◆ RECORDS FOR PROCESSING
......

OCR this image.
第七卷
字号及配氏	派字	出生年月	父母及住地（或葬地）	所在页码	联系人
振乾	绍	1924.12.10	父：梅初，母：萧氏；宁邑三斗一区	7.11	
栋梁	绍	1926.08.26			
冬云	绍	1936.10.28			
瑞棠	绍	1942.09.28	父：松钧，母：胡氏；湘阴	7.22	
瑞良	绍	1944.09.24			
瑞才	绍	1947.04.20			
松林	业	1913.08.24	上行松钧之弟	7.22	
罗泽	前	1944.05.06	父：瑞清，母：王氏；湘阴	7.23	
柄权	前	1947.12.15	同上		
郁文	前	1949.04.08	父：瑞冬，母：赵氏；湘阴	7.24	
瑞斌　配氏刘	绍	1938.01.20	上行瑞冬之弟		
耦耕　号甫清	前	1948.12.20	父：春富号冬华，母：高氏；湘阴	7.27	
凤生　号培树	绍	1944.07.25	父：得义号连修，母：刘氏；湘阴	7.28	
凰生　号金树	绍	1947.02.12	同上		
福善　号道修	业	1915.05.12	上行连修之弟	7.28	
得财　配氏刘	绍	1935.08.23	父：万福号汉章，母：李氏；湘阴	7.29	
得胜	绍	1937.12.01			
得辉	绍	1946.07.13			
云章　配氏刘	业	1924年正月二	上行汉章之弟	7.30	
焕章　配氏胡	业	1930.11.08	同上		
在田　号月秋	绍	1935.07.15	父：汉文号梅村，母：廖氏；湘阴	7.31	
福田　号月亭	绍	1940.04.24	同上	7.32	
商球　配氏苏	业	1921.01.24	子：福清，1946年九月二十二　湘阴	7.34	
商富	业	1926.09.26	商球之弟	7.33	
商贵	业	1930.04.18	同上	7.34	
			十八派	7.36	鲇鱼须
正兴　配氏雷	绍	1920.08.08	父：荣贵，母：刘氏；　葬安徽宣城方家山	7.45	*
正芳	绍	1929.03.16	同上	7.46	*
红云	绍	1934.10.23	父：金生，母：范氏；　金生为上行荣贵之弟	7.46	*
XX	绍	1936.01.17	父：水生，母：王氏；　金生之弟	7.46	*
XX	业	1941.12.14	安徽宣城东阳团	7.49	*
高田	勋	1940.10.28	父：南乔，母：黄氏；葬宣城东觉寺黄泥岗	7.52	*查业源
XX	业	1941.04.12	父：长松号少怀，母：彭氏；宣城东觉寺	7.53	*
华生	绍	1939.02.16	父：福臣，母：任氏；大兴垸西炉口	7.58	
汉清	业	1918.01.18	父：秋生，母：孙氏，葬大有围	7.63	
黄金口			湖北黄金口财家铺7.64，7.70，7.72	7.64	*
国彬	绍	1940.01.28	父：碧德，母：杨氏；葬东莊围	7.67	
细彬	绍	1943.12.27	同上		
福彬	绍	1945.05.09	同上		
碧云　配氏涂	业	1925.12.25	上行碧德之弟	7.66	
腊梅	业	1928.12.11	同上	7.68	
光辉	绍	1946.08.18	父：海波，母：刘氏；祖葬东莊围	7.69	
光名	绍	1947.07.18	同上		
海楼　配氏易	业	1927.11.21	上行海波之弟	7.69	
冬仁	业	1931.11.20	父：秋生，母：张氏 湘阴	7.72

......

◆ STATED GOAL
Make an exact copy of all the data.

◆ TASK ANSWER
OCR this image.
第七卷
字号及配氏	派字	出生年月	父母及住地（或葬地）	所在页码	联系人
振乾	绍	1924.12.10	父：梅初，母：萧氏；宁邑三斗一区	7.11	
栋梁	绍	1926.08.26			
冬云	绍	1936.10.28			
瑞棠	绍	1942.09.28	父：松钧，母：胡氏；湘阴	7.22	
瑞良	绍	1944.09.24			
瑞才	绍	1947.04.20			
松林	业	1913.08.24	上行松钧之弟	7.22	
罗泽	前	1944.05.06	父：瑞清，母：王氏；湘阴	7.23	
柄权	前	1947.12.15	同上		
郁文	前	1949.04.08	父：瑞冬，母：赵氏；湘阴	7.24	
瑞斌　配氏刘	绍	1938.01.20	上行瑞冬之弟		
耦耕　号甫清	前	1948.12.20	父：春富号冬华，母：高氏；湘阴	7.27	
凤生　号培树	绍	1944.07.25	父：得义号连修，母：刘氏；湘阴	7.28	
凰生　号金树	绍	1947.02.12	同上		
福善　号道修	业	1915.05.12	上行连修之弟	7.28	
得财　配氏刘	绍	1935.08.23	父：万福号汉章，母：李氏；湘阴	7.29	
得胜	绍	1937.12.01			
得辉	绍	1946.07.13			
云章　配氏刘	业	1924年正月二	上行汉章之弟	7.30	
焕章　配氏胡	业	1930.11.08	同上		
在田　号月秋	绍	1935.07.15	父：汉文号梅村，母：廖氏；湘阴	7.31	
福田　号月亭	绍	1940.04.24	同上	7.32	
商球　配氏苏	业	1921.01.24	子：福清，1946年九月二十二　湘阴	7.34	
商富	业	1926.09.26	商球之弟	7.33	
商贵	业	1930.04.18	同上	7.34	
			十八派	7.36	鲇鱼须
正兴　配氏雷	绍	1920.08.08	父：荣贵，母：刘氏；　葬安徽宣城方家山	7.45	*
正芳	绍	1929.03.16	同上	7.46	*
红云	绍	1934.10.23	父：金生，母：范氏；　金生为上行荣贵之弟	7.46	*
XX	绍	1936.01.17	父：水生，母：王氏；　金生之弟	7.46	*
XX	业	1941.12.14	安徽宣城东阳团	7.49	*
高田	勋	1940.10.28	父：南乔，母：黄氏；葬宣城东觉寺黄泥岗	7.52	*查业源
XX	业	1941.04.12	父：长松号少怀，母：彭氏；宣城东觉寺	7.53	*
华生	绍	1939.02.16	父：福臣，母：任氏；大兴垸西炉口	7.58	
汉清	业	1918.01.18	父：秋生，母：孙氏，葬大有围	7.63	
黄金口			湖北黄金口财家铺7.64，7.70，7.72	7.64	*
国彬	绍	1940.01.28	父：碧德，母：杨氏；葬东莊围	7.67	
细彬	绍	1943.12.27	同上		
福彬	绍	1945.05.09	同上		
碧云　配氏涂	业	1925.12.25	上行碧德之弟	7.66	
腊梅	业	1928.12.11	同上	7.68	
光辉	绍	1946.08.18	父：海波，母：刘氏；祖葬东莊围	7.69	
光名	绍	1947.07.18	同上		
海楼　配氏易	业	1927.11.21	上行海波之弟	7.69	
冬仁	业	1931.11.20	父：秋生，母：张氏 湘阴	7.72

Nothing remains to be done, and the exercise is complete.